::: Data to process

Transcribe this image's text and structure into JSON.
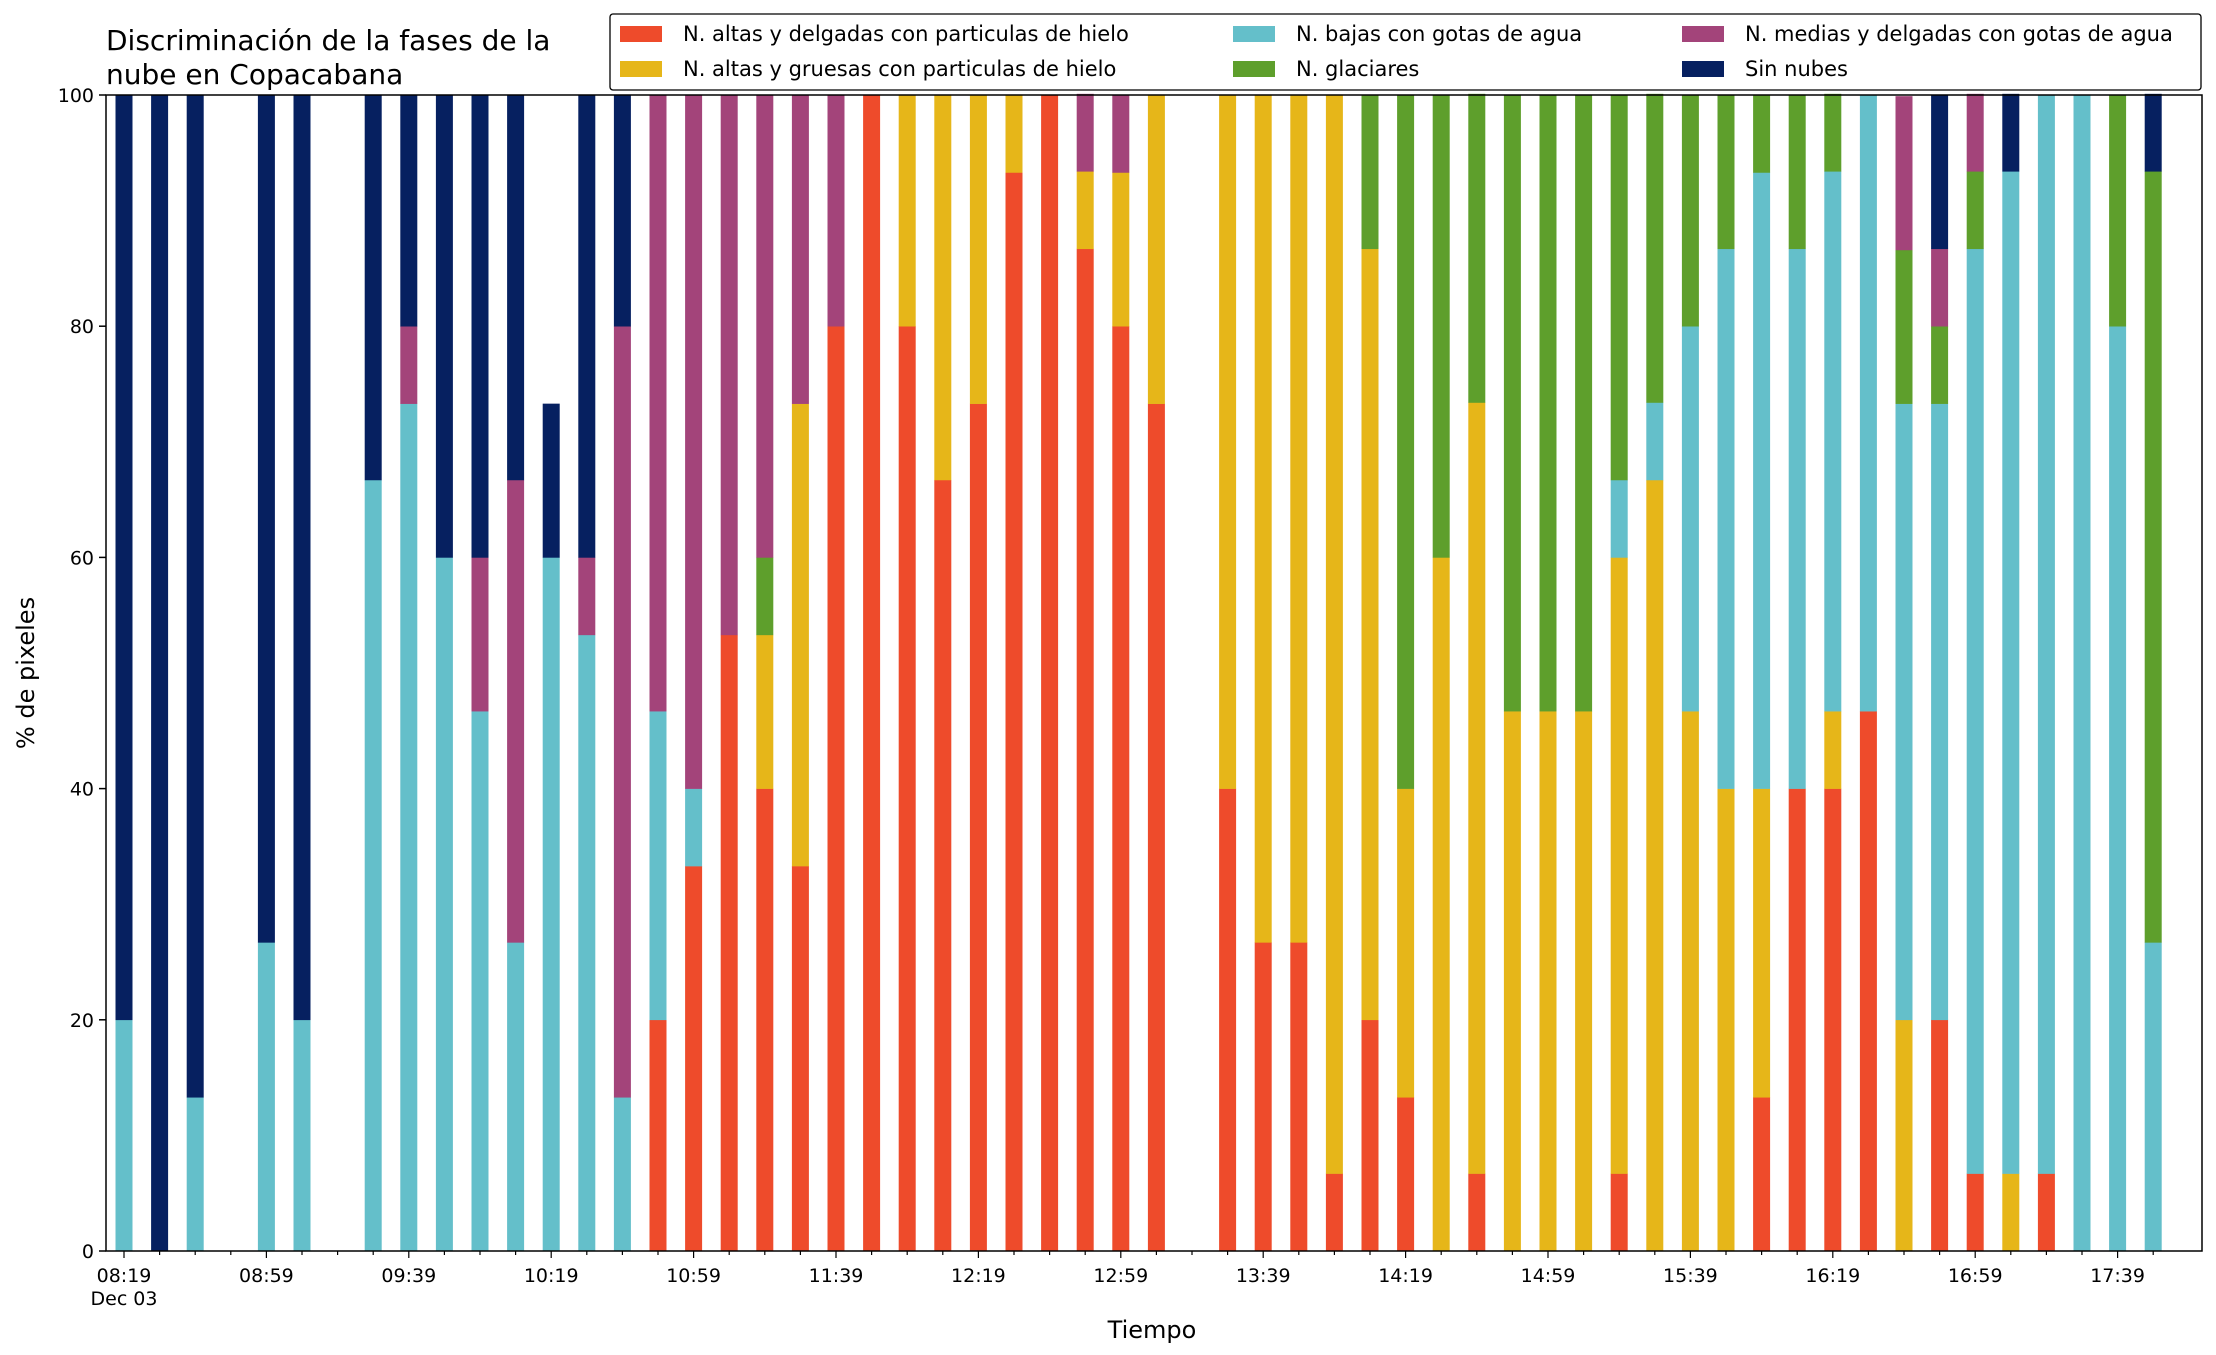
{
  "chart_data": {
    "type": "bar",
    "stacked": true,
    "title_lines": [
      "Discriminación de la fases de la",
      "nube en Copacabana"
    ],
    "xlabel": "Tiempo",
    "ylabel": "% de pixeles",
    "ylim": [
      0,
      100
    ],
    "yticks": [
      0,
      20,
      40,
      60,
      80,
      100
    ],
    "x_tick_labels": [
      "08:19",
      "08:59",
      "09:39",
      "10:19",
      "10:59",
      "11:39",
      "12:19",
      "12:59",
      "13:39",
      "14:19",
      "14:59",
      "15:39",
      "16:19",
      "16:59",
      "17:39"
    ],
    "x_tick_sublabel": "Dec 03",
    "legend_position": "top-right",
    "grid": false,
    "start_time": "08:19",
    "interval_minutes": 10,
    "series": [
      {
        "name": "N. altas y delgadas con particulas de hielo",
        "color": "#EE4B2B",
        "values": [
          0,
          0,
          0,
          0,
          0,
          0,
          0,
          0,
          0,
          0,
          0,
          0,
          0,
          0,
          0,
          20,
          33.3,
          53.3,
          40,
          33.3,
          80,
          100,
          80,
          66.7,
          73.3,
          93.3,
          100,
          86.7,
          80,
          73.3,
          null,
          40,
          26.7,
          26.7,
          6.7,
          20,
          13.3,
          0,
          6.7,
          0,
          0,
          0,
          6.7,
          0,
          0,
          0,
          13.3,
          40,
          40,
          46.7,
          0,
          20,
          6.7,
          0,
          6.7,
          0,
          0,
          0
        ]
      },
      {
        "name": "N. altas y gruesas con particulas de hielo",
        "color": "#E6B619",
        "values": [
          0,
          0,
          0,
          0,
          0,
          0,
          0,
          0,
          0,
          0,
          0,
          0,
          0,
          0,
          0,
          0,
          0,
          0,
          13.3,
          40,
          0,
          0,
          20,
          33.3,
          26.7,
          6.7,
          0,
          6.7,
          13.3,
          26.7,
          null,
          60,
          73.3,
          73.3,
          93.3,
          66.7,
          26.7,
          60,
          66.7,
          46.7,
          46.7,
          46.7,
          53.3,
          66.7,
          46.7,
          40,
          26.7,
          0,
          6.7,
          0,
          20,
          0,
          0,
          6.7,
          0,
          0,
          0,
          0
        ]
      },
      {
        "name": "N. bajas con gotas de agua",
        "color": "#64BFCA",
        "values": [
          20,
          0,
          13.3,
          0,
          26.7,
          20,
          0,
          66.7,
          73.3,
          60,
          46.7,
          26.7,
          60,
          53.3,
          13.3,
          26.7,
          6.7,
          0,
          0,
          0,
          0,
          0,
          0,
          0,
          0,
          0,
          0,
          0,
          0,
          0,
          null,
          0,
          0,
          0,
          0,
          0,
          0,
          0,
          0,
          0,
          0,
          0,
          6.7,
          6.7,
          33.3,
          46.7,
          53.3,
          46.7,
          46.7,
          53.3,
          53.3,
          53.3,
          80,
          86.7,
          93.3,
          100,
          80,
          26.7
        ]
      },
      {
        "name": "N. glaciares",
        "color": "#5E9F2C",
        "values": [
          0,
          0,
          0,
          0,
          0,
          0,
          0,
          0,
          0,
          0,
          0,
          0,
          0,
          0,
          0,
          0,
          0,
          0,
          6.7,
          0,
          0,
          0,
          0,
          0,
          0,
          0,
          0,
          0,
          0,
          0,
          null,
          0,
          0,
          0,
          0,
          13.3,
          60,
          40,
          26.7,
          53.3,
          53.3,
          53.3,
          33.3,
          26.7,
          20,
          13.3,
          6.7,
          13.3,
          6.7,
          0,
          13.3,
          6.7,
          6.7,
          0,
          0,
          0,
          20,
          66.7
        ]
      },
      {
        "name": "N. medias y delgadas con gotas de agua",
        "color": "#A3447A",
        "values": [
          0,
          0,
          0,
          0,
          0,
          0,
          0,
          0,
          6.7,
          0,
          13.3,
          40,
          0,
          6.7,
          66.7,
          53.3,
          60,
          46.7,
          40,
          26.7,
          20,
          0,
          0,
          0,
          0,
          0,
          0,
          6.7,
          6.7,
          0,
          null,
          0,
          0,
          0,
          0,
          0,
          0,
          0,
          0,
          0,
          0,
          0,
          0,
          0,
          0,
          0,
          0,
          0,
          0,
          0,
          13.3,
          6.7,
          6.7,
          0,
          0,
          0,
          0,
          0
        ]
      },
      {
        "name": "Sin nubes",
        "color": "#062060",
        "values": [
          80,
          100,
          86.7,
          0,
          73.3,
          80,
          0,
          33.3,
          20,
          40,
          40,
          33.3,
          13.3,
          40,
          20,
          0,
          0,
          0,
          0,
          0,
          0,
          0,
          0,
          0,
          0,
          0,
          0,
          0,
          0,
          0,
          null,
          0,
          0,
          0,
          0,
          0,
          0,
          0,
          0,
          0,
          0,
          0,
          0,
          0,
          0,
          0,
          0,
          0,
          0,
          0,
          0,
          13.3,
          0,
          6.7,
          0,
          0,
          0,
          6.7
        ]
      }
    ]
  }
}
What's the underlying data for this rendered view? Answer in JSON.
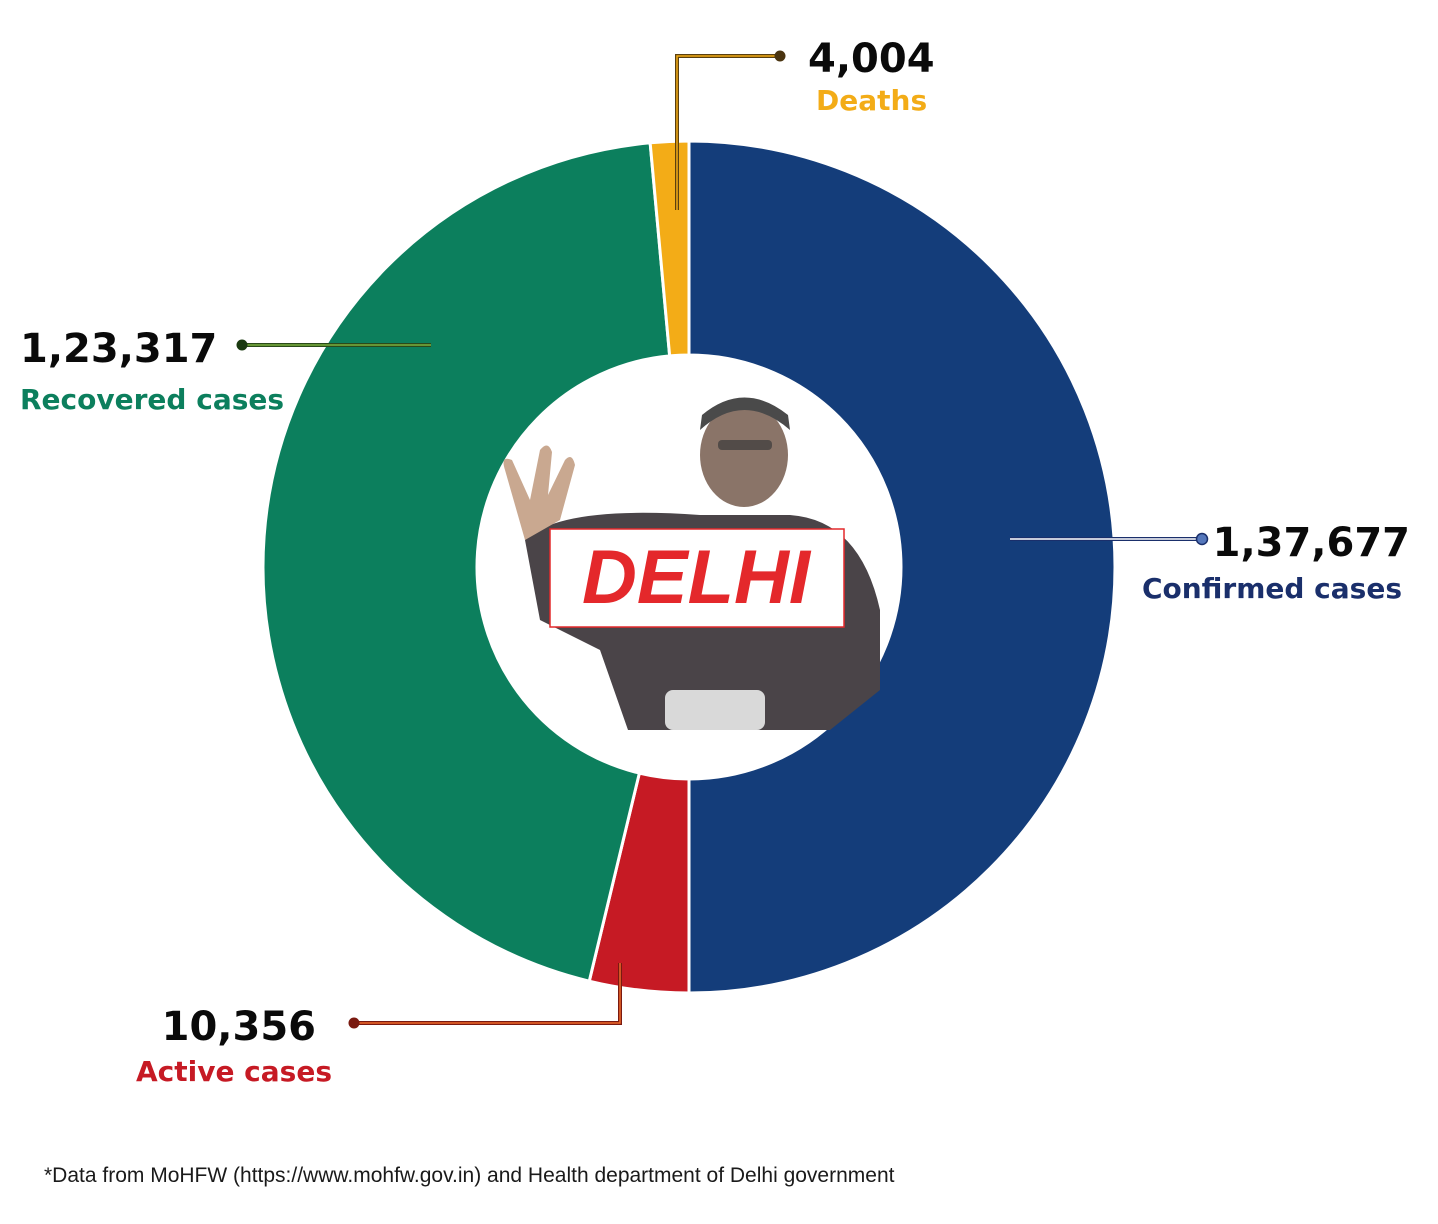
{
  "chart_data": {
    "type": "donut",
    "center_label": "DELHI",
    "segments": [
      {
        "name": "Confirmed cases",
        "value_label": "1,37,677",
        "value": 137677,
        "color": "#143d7a",
        "label_color": "#1a2f6b"
      },
      {
        "name": "Active cases",
        "value_label": "10,356",
        "value": 10356,
        "color": "#c61a24",
        "label_color": "#c61a24"
      },
      {
        "name": "Recovered cases",
        "value_label": "1,23,317",
        "value": 123317,
        "color": "#0c7f5d",
        "label_color": "#0c7f5d"
      },
      {
        "name": "Deaths",
        "value_label": "4,004",
        "value": 4004,
        "color": "#f3ac17",
        "label_color": "#f3ac17"
      }
    ]
  },
  "footnote": "*Data from MoHFW (https://www.mohfw.gov.in) and Health department of Delhi government"
}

::::::

▶ **Aim of the task**: Your task is to retype all the entries exactly and leave out any pictures.

▶ **Result for this task**:
Transcribe this image's text and structure into JSON.
{
  "chart_data": {
    "type": "bar",
    "stacked": true,
    "title_lines": [
      "Discriminación de la fases de la",
      "nube en Copacabana"
    ],
    "xlabel": "Tiempo",
    "ylabel": "% de pixeles",
    "ylim": [
      0,
      100
    ],
    "yticks": [
      0,
      20,
      40,
      60,
      80,
      100
    ],
    "x_tick_labels": [
      "08:19",
      "08:59",
      "09:39",
      "10:19",
      "10:59",
      "11:39",
      "12:19",
      "12:59",
      "13:39",
      "14:19",
      "14:59",
      "15:39",
      "16:19",
      "16:59",
      "17:39"
    ],
    "x_tick_sublabel": "Dec 03",
    "legend_position": "top-right",
    "grid": false,
    "start_time": "08:19",
    "interval_minutes": 10,
    "series": [
      {
        "name": "N. altas y delgadas con particulas de hielo",
        "color": "#EE4B2B",
        "values": [
          0,
          0,
          0,
          0,
          0,
          0,
          0,
          0,
          0,
          0,
          0,
          0,
          0,
          0,
          0,
          20,
          33.3,
          53.3,
          40,
          33.3,
          80,
          100,
          80,
          66.7,
          73.3,
          93.3,
          100,
          86.7,
          80,
          73.3,
          null,
          40,
          26.7,
          26.7,
          6.7,
          20,
          13.3,
          0,
          6.7,
          0,
          0,
          0,
          6.7,
          0,
          0,
          0,
          13.3,
          40,
          40,
          46.7,
          0,
          20,
          6.7,
          0,
          6.7,
          0,
          0,
          0
        ]
      },
      {
        "name": "N. altas y gruesas con particulas de hielo",
        "color": "#E6B619",
        "values": [
          0,
          0,
          0,
          0,
          0,
          0,
          0,
          0,
          0,
          0,
          0,
          0,
          0,
          0,
          0,
          0,
          0,
          0,
          13.3,
          40,
          0,
          0,
          20,
          33.3,
          26.7,
          6.7,
          0,
          6.7,
          13.3,
          26.7,
          null,
          60,
          73.3,
          73.3,
          93.3,
          66.7,
          26.7,
          60,
          66.7,
          46.7,
          46.7,
          46.7,
          53.3,
          66.7,
          46.7,
          40,
          26.7,
          0,
          6.7,
          0,
          20,
          0,
          0,
          6.7,
          0,
          0,
          0,
          0
        ]
      },
      {
        "name": "N. bajas con gotas de agua",
        "color": "#64BFCA",
        "values": [
          20,
          0,
          13.3,
          0,
          26.7,
          20,
          0,
          66.7,
          73.3,
          60,
          46.7,
          26.7,
          60,
          53.3,
          13.3,
          26.7,
          6.7,
          0,
          0,
          0,
          0,
          0,
          0,
          0,
          0,
          0,
          0,
          0,
          0,
          0,
          null,
          0,
          0,
          0,
          0,
          0,
          0,
          0,
          0,
          0,
          0,
          0,
          6.7,
          6.7,
          33.3,
          46.7,
          53.3,
          46.7,
          46.7,
          53.3,
          53.3,
          53.3,
          80,
          86.7,
          93.3,
          100,
          80,
          26.7
        ]
      },
      {
        "name": "N. glaciares",
        "color": "#5E9F2C",
        "values": [
          0,
          0,
          0,
          0,
          0,
          0,
          0,
          0,
          0,
          0,
          0,
          0,
          0,
          0,
          0,
          0,
          0,
          0,
          6.7,
          0,
          0,
          0,
          0,
          0,
          0,
          0,
          0,
          0,
          0,
          0,
          null,
          0,
          0,
          0,
          0,
          13.3,
          60,
          40,
          26.7,
          53.3,
          53.3,
          53.3,
          33.3,
          26.7,
          20,
          13.3,
          6.7,
          13.3,
          6.7,
          0,
          13.3,
          6.7,
          6.7,
          0,
          0,
          0,
          20,
          66.7
        ]
      },
      {
        "name": "N. medias y delgadas con gotas de agua",
        "color": "#A3447A",
        "values": [
          0,
          0,
          0,
          0,
          0,
          0,
          0,
          0,
          6.7,
          0,
          13.3,
          40,
          0,
          6.7,
          66.7,
          53.3,
          60,
          46.7,
          40,
          26.7,
          20,
          0,
          0,
          0,
          0,
          0,
          0,
          6.7,
          6.7,
          0,
          null,
          0,
          0,
          0,
          0,
          0,
          0,
          0,
          0,
          0,
          0,
          0,
          0,
          0,
          0,
          0,
          0,
          0,
          0,
          0,
          13.3,
          6.7,
          6.7,
          0,
          0,
          0,
          0,
          0
        ]
      },
      {
        "name": "Sin nubes",
        "color": "#062060",
        "values": [
          80,
          100,
          86.7,
          0,
          73.3,
          80,
          0,
          33.3,
          20,
          40,
          40,
          33.3,
          13.3,
          40,
          20,
          0,
          0,
          0,
          0,
          0,
          0,
          0,
          0,
          0,
          0,
          0,
          0,
          0,
          0,
          0,
          null,
          0,
          0,
          0,
          0,
          0,
          0,
          0,
          0,
          0,
          0,
          0,
          0,
          0,
          0,
          0,
          0,
          0,
          0,
          0,
          0,
          13.3,
          0,
          6.7,
          0,
          0,
          0,
          6.7
        ]
      }
    ]
  }
}
What's the underlying data for this rendered view? Answer in JSON.
{
  "chart_data": {
    "type": "donut",
    "center_label": "DELHI",
    "segments": [
      {
        "name": "Confirmed cases",
        "value_label": "1,37,677",
        "value": 137677,
        "color": "#143d7a",
        "label_color": "#1a2f6b"
      },
      {
        "name": "Active cases",
        "value_label": "10,356",
        "value": 10356,
        "color": "#c61a24",
        "label_color": "#c61a24"
      },
      {
        "name": "Recovered cases",
        "value_label": "1,23,317",
        "value": 123317,
        "color": "#0c7f5d",
        "label_color": "#0c7f5d"
      },
      {
        "name": "Deaths",
        "value_label": "4,004",
        "value": 4004,
        "color": "#f3ac17",
        "label_color": "#f3ac17"
      }
    ]
  },
  "footnote": "*Data from MoHFW (https://www.mohfw.gov.in) and Health department of Delhi government"
}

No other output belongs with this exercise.